__Extract provided__
* * *
Children in Hebron exposed to teargas 7 days out of the last 8

Children who cross checkpoints 29 and 209 on their way to school in the morning were exposed to teargas and sound grenades used by Israeli soldiers on seven of the last 8 school days.

School girls cross checkpoint 29 in Hebron as Soldiers prepare to fire Teargas February 25, 2014

School girls cross checkpoint 29 in Hebron as Soldiers prepare to fire Teargas February 25, 2014

International observers and human rights workers in Hebron have witnessed Israeli soldiers repeatedly firing tear gas grenades and sound bombs into the streets near these checkpoints  while children are walking to school.  The children attend several schools located both in the Old City and in the area of Hebron designated as H2, on the other side of the checkpoints, and include preschool students as young as 4 years old.  Depending on where they live and which school they are enrolled in children have to cross these checkpoints in both directions to reach schools both inside the old city and in H2.

teargas fills the street near checkpoint 209 in Hebron during the morning as children walk to school

teargas fills the street near checkpoint 209 in Hebron during the morning as children walk to school

Because of the checkpoints and the closing of the Old City, children have very little choice in how to get to school and are forced to use the routes that take them through these dangerous areas. Because the buses which transport younger children to preschool and kindergarten classes in H2  are not allowed to cross the checkpoints, very young children living in the Old City must walk through these checkpoint areas to reach their school buses. At times the use of teargas by soldiers has been in response to one or two children throwing stones, but internationals have also witnessed soldiers firing tear gas canisters without provocation.  In either event, because so many children pass through the same area to reach school at the same time, hundreds of children, many of them in primary grades,  are impacted by the gas on almost a daily basis.  Teachers, including women, must also travel the same difficult routes to school. And because the chemicals used in teargas are solids, they remain in the streets and shops, and in the clothing of children who are exposed, resulting in repeated exposure.
* * *
__Material__
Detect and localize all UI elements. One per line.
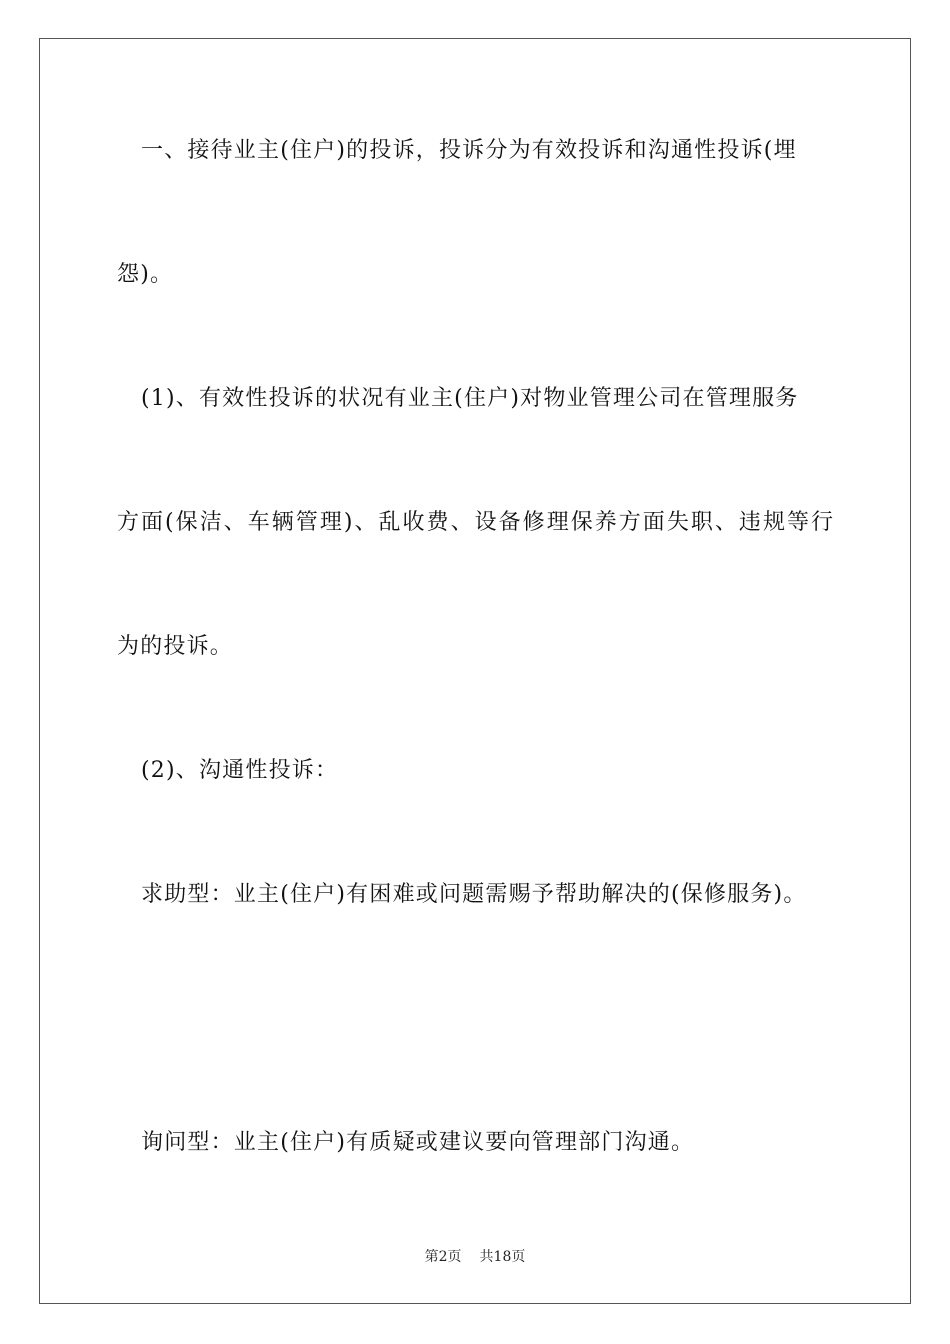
* * *
__Task instructions__
**1)** In two sentences, sum up the report on teargas near the Hebron checkpoints.
**2)** According to the report on teargas near the Hebron checkpoints, why must very young children living in the Old City walk through the checkpoint areas?
**3)** Carry on the report on teargas near the Hebron checkpoints, picking up right after its final sentence.

__Answers in order__
**1)** Children crossing checkpoints 29 and 209 on their way to school in Hebron were exposed to teargas and sound grenades fired by Israeli soldiers on seven of the last eight school days, and international observers have seen soldiers fire tear gas both in response to stone-throwing and without provocation. Because the checkpoints and the closing of the Old City leave children little choice of route, hundreds of them, some as young as four, are affected almost daily, and the gas stays in streets, shops and clothing, so exposure repeats.

**2)** The buses that take them to preschool and kindergarten classes in H2 are not allowed to cross the checkpoints, so the children must walk through the checkpoint areas to reach those buses.

**3)**
Although the Chemical Weapons Convention (CWC) prohibits the use of tear gas and pepper spray in warfare, however domestic police and state forces are allowed to use these weapons on people as “riot control” agents.

Soldiers preparing to shoot teargas into group of school children in Hebron

Soldiers preparing to shoot teargas into group of school   children near Tareq Bin Zyad school  in Hebron

Soldier at Checkpoint 29 in Hebron just after firing teargas into a group of children before school.

Soldier just after firing teargas into a group of children near Taareq Bin Zyad school before school.

Tear gas is a non-lethal chemical weapon that stimulates the corneal nerves in the eyes to cause tears, pain which can be extreme, immediate and severe nausea, and even blindness. Longer term effects include persistent coughing, shortness of breath, and other lung-related problems (heighted in people who already have lung problems), heart and liver damage, delayed menstruation, and an increase in miscarriages and stillbirths in women exposed to the gas.

The NGO Physicians for Human Rights believes that “ ‘tear gas’ is a misnomer for a group of poisonous gases which, far from being innocuous, have serious acute and longer-term adverse effects on the health of significant numbers of those exposed.” In addition to the effects of the gas, the teargas cartridges fired by soldiers can cause serious injury and even death if they strike people, especially if soldiers fire the cartridges straight into crowds rather than into the air.  Internationals and Palestinians report having seen soldiers fire teargas straight into the roads near these checkpoints.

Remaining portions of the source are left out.